[start of Provided information]

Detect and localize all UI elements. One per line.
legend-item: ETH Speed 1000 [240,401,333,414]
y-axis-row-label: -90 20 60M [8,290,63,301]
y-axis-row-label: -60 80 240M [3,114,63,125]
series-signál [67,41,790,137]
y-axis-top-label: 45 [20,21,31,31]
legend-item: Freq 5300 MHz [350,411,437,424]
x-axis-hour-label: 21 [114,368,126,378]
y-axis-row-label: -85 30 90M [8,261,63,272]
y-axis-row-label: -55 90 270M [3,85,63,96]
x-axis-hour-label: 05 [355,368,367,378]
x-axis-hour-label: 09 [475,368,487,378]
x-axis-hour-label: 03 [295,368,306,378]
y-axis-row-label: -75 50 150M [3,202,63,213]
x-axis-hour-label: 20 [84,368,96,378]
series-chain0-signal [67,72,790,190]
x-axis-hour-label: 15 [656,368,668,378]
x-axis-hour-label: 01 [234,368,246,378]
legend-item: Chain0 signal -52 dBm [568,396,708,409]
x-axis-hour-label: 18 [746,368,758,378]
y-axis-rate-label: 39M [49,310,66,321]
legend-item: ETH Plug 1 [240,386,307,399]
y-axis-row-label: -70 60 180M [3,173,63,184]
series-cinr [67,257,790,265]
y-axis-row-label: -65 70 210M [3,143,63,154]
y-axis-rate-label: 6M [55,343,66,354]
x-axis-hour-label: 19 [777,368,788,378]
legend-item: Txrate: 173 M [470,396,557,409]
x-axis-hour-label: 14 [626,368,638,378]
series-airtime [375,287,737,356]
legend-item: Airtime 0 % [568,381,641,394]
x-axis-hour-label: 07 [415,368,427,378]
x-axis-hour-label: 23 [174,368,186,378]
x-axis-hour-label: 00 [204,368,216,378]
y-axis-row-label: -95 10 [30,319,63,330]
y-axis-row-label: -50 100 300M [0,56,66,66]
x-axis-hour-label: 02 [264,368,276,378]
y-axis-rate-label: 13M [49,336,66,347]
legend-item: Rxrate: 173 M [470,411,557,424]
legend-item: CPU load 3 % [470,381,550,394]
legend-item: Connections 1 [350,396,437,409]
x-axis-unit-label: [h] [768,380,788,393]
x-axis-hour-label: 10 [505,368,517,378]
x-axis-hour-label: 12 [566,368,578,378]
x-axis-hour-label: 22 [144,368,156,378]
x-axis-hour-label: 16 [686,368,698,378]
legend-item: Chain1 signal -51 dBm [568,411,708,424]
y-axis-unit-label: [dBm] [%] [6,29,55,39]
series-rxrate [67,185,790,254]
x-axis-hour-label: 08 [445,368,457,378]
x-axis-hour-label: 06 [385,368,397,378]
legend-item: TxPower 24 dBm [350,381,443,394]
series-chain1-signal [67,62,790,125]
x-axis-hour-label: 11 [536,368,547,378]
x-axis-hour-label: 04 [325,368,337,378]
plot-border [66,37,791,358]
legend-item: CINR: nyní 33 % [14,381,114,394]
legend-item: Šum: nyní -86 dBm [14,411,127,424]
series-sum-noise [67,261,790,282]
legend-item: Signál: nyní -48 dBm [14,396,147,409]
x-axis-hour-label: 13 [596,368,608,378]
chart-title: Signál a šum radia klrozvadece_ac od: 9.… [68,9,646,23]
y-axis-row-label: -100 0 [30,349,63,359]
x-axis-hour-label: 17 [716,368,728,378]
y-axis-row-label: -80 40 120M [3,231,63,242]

[end of Provided information]

**Stated task**
Rewrite the rows from the first one through the row containing "y-axis-top-label: 45 [20,21,31,31]", substituting "y-axis-grid-label" for every occurrence of "y-axis-row-label" and leaving all else unchanged.

**Answer**
Detect and localize all UI elements. One per line.
legend-item: ETH Speed 1000 [240,401,333,414]
y-axis-grid-label: -90 20 60M [8,290,63,301]
y-axis-grid-label: -60 80 240M [3,114,63,125]
series-signál [67,41,790,137]
y-axis-top-label: 45 [20,21,31,31]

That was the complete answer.